Data entries:

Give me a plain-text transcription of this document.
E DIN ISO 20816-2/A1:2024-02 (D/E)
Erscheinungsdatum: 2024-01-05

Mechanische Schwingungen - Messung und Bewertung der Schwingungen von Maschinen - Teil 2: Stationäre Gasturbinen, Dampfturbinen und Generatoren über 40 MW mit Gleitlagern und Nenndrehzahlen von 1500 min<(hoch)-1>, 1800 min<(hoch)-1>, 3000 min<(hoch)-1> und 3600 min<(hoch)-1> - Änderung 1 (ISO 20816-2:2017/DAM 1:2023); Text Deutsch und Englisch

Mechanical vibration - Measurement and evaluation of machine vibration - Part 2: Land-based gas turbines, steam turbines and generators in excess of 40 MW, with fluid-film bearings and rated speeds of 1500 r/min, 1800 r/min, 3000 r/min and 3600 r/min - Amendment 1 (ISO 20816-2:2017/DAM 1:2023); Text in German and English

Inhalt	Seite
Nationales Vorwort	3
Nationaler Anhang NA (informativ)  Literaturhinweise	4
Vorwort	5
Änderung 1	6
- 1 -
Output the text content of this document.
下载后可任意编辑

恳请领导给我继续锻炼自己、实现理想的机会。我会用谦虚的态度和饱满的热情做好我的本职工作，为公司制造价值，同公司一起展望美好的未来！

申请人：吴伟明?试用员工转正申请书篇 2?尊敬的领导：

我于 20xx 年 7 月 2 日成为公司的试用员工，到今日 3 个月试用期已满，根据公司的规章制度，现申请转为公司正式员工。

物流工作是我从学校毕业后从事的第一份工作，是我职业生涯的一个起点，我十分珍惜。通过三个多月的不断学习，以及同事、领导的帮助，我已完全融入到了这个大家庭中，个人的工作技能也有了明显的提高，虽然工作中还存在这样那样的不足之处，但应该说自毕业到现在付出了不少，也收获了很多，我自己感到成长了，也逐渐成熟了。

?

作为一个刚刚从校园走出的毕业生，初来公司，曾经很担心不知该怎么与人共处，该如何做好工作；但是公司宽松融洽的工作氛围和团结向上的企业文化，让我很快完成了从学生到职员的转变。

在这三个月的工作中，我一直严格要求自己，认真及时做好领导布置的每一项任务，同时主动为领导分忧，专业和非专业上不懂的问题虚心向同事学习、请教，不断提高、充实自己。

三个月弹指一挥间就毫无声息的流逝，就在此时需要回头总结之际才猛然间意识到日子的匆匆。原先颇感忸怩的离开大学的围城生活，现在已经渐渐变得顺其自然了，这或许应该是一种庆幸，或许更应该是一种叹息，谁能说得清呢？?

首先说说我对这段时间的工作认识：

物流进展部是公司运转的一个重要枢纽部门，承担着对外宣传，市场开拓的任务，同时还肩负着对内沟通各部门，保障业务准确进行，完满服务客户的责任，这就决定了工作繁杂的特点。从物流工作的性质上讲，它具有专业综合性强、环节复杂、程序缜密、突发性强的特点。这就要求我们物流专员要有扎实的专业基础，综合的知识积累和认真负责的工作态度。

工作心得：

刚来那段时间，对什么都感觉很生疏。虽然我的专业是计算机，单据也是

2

Set exercise:
Write out every entry above, word for word.

Result:
Give me a plain-text transcription of this document.
E DIN ISO 20816-2/A1:2024-02 (D/E)
Erscheinungsdatum: 2024-01-05

Mechanische Schwingungen - Messung und Bewertung der Schwingungen von Maschinen - Teil 2: Stationäre Gasturbinen, Dampfturbinen und Generatoren über 40 MW mit Gleitlagern und Nenndrehzahlen von 1500 min<(hoch)-1>, 1800 min<(hoch)-1>, 3000 min<(hoch)-1> und 3600 min<(hoch)-1> - Änderung 1 (ISO 20816-2:2017/DAM 1:2023); Text Deutsch und Englisch

Mechanical vibration - Measurement and evaluation of machine vibration - Part 2: Land-based gas turbines, steam turbines and generators in excess of 40 MW, with fluid-film bearings and rated speeds of 1500 r/min, 1800 r/min, 3000 r/min and 3600 r/min - Amendment 1 (ISO 20816-2:2017/DAM 1:2023); Text in German and English

Inhalt	Seite
Nationales Vorwort	3
Nationaler Anhang NA (informativ)  Literaturhinweise	4
Vorwort	5
Änderung 1	6
- 1 -
Output the text content of this document.
下载后可任意编辑

恳请领导给我继续锻炼自己、实现理想的机会。我会用谦虚的态度和饱满的热情做好我的本职工作，为公司制造价值，同公司一起展望美好的未来！

申请人：吴伟明?试用员工转正申请书篇 2?尊敬的领导：

我于 20xx 年 7 月 2 日成为公司的试用员工，到今日 3 个月试用期已满，根据公司的规章制度，现申请转为公司正式员工。

物流工作是我从学校毕业后从事的第一份工作，是我职业生涯的一个起点，我十分珍惜。通过三个多月的不断学习，以及同事、领导的帮助，我已完全融入到了这个大家庭中，个人的工作技能也有了明显的提高，虽然工作中还存在这样那样的不足之处，但应该说自毕业到现在付出了不少，也收获了很多，我自己感到成长了，也逐渐成熟了。

?

作为一个刚刚从校园走出的毕业生，初来公司，曾经很担心不知该怎么与人共处，该如何做好工作；但是公司宽松融洽的工作氛围和团结向上的企业文化，让我很快完成了从学生到职员的转变。

在这三个月的工作中，我一直严格要求自己，认真及时做好领导布置的每一项任务，同时主动为领导分忧，专业和非专业上不懂的问题虚心向同事学习、请教，不断提高、充实自己。

三个月弹指一挥间就毫无声息的流逝，就在此时需要回头总结之际才猛然间意识到日子的匆匆。原先颇感忸怩的离开大学的围城生活，现在已经渐渐变得顺其自然了，这或许应该是一种庆幸，或许更应该是一种叹息，谁能说得清呢？?

首先说说我对这段时间的工作认识：

物流进展部是公司运转的一个重要枢纽部门，承担着对外宣传，市场开拓的任务，同时还肩负着对内沟通各部门，保障业务准确进行，完满服务客户的责任，这就决定了工作繁杂的特点。从物流工作的性质上讲，它具有专业综合性强、环节复杂、程序缜密、突发性强的特点。这就要求我们物流专员要有扎实的专业基础，综合的知识积累和认真负责的工作态度。

工作心得：

刚来那段时间，对什么都感觉很生疏。虽然我的专业是计算机，单据也是

2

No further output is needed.